SOURCE EXTRACT section start

Well, I think we figured out that the project for the weekend was a lot to squeeze into only two days! There was theory to cover, reading drawings, reviewing measurements, learning how to utilize sections from imperfect timbers, and then starting to use the tools at hand (circular saws, chainsaws, hand saws, chisels, mallets, and drills; really big drills). Whew, is your head spinning yet?
We had a fabulous group of eight people attend the workshop, in addition to Paul and Tristan from Golden Ears. Everyone was diligent and keen to make their measurements perfect before starting to drill, chisel, and chop. Saturday was full of theory, tool familiarization, and measuring. The pace on Sunday picked up as people started cutting, making mortis and tenon joints, and piecing one section together to make sure that if fit snugly -- which it did!
Feedback from the group let us know that people loved the amount of hands-on time they had to work with the tools and each other; learning the “centre line rule”; and learning how to read drawings and make measurements accurately. We had so much interest, we are thinking about running another workshop in late September. Dates are still to be confirmed, so if you are interested, please let Michelle know at email@example.com.
Special thanks to Kerwood and Jess for venturing out here for the weekend to share their skills and knowledge with the group -- discussing ideas and projects with people over meals and by the fire on Saturday evening and extending the day on Sunday to get to a certain point in the process -- you both went above and beyond!

SOURCE EXTRACT section end
PROVIDED RECORDS section start

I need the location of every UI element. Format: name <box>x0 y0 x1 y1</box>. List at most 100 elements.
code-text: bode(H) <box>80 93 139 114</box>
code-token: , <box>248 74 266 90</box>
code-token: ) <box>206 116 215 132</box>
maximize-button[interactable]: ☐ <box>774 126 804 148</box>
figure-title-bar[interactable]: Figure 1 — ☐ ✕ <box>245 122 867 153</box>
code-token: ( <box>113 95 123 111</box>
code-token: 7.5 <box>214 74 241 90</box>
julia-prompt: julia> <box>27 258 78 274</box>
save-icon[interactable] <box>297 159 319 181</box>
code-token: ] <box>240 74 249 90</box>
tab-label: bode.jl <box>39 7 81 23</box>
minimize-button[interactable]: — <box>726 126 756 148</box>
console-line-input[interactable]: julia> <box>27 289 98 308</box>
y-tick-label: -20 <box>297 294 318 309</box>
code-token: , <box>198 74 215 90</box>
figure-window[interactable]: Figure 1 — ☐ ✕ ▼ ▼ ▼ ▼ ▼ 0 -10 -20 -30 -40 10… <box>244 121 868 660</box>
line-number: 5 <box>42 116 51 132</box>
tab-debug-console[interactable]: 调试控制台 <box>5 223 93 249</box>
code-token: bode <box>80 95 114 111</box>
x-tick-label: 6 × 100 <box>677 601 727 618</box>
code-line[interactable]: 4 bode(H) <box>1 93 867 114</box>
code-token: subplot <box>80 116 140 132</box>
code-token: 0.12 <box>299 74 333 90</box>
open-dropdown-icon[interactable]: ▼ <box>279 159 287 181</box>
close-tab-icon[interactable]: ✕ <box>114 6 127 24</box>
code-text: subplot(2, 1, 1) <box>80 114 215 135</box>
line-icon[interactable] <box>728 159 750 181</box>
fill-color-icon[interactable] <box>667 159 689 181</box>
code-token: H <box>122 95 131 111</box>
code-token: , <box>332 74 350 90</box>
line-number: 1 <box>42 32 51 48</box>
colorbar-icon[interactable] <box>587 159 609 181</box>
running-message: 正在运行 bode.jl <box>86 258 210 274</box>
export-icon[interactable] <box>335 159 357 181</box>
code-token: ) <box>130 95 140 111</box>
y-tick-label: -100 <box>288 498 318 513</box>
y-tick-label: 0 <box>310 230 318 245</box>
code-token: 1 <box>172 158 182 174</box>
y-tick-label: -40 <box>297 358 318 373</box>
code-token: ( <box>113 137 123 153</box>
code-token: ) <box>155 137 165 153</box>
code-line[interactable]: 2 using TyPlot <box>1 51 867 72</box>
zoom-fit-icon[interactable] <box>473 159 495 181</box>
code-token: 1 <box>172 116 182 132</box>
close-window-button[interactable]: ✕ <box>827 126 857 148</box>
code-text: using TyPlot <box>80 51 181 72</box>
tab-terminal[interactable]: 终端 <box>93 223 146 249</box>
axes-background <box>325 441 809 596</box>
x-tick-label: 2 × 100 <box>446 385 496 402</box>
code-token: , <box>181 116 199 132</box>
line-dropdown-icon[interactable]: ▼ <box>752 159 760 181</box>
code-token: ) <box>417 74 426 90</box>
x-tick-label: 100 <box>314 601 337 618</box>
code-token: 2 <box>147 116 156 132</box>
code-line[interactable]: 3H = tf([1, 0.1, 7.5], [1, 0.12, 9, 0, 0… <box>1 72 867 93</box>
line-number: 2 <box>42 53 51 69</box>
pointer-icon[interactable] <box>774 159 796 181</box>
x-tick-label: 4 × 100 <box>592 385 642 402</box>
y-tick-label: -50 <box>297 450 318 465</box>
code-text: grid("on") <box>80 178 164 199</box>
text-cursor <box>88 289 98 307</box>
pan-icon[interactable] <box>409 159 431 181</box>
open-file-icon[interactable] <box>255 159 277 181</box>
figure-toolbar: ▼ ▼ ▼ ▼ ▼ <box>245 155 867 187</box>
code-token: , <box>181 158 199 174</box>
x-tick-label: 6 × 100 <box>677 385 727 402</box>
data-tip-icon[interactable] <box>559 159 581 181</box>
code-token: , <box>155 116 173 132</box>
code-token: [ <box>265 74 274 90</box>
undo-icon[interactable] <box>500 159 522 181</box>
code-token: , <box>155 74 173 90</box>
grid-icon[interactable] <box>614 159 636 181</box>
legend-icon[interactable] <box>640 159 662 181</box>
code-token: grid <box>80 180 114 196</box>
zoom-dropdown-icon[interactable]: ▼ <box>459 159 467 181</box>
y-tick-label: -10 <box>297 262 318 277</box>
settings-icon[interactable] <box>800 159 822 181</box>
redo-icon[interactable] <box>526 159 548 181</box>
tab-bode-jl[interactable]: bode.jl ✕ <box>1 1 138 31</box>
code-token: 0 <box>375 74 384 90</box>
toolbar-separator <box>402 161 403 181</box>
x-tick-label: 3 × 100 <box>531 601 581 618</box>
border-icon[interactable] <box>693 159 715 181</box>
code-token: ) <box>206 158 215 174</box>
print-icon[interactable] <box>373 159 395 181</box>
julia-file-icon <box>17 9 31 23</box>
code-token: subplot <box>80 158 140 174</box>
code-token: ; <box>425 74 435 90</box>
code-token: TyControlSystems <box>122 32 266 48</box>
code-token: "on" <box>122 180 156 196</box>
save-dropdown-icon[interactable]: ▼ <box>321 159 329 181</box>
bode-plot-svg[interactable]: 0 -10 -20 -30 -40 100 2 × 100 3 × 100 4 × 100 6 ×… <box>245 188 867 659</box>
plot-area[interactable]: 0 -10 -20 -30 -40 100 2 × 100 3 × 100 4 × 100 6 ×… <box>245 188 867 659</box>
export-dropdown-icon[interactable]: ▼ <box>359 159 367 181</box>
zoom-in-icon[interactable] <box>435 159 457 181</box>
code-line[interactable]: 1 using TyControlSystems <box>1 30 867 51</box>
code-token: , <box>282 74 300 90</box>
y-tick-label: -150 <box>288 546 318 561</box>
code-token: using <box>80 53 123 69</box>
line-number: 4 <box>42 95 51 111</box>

PROVIDED RECORDS section end

• **TASKS TO CARRY OUT**:
1. In the workshop report, how many people attended the workshop besides Paul and Tristan from Golden Ears?
2. Echo the workshop report word for word, everything from "We had a fabulous" down to "know at email@example.com.".
The entries come from a different source than the workshop report.

• **TASK RESPONSES**:
1. Eight people attended.

2.
We had a fabulous group of eight people attend the workshop, in addition to Paul and Tristan from Golden Ears. Everyone was diligent and keen to make their measurements perfect before starting to drill, chisel, and chop. Saturday was full of theory, tool familiarization, and measuring. The pace on Sunday picked up as people started cutting, making mortis and tenon joints, and piecing one section together to make sure that if fit snugly -- which it did!
Feedback from the group let us know that people loved the amount of hands-on time they had to work with the tools and each other; learning the “centre line rule”; and learning how to read drawings and make measurements accurately. We had so much interest, we are thinking about running another workshop in late September. Dates are still to be confirmed, so if you are interested, please let Michelle know at email@example.com.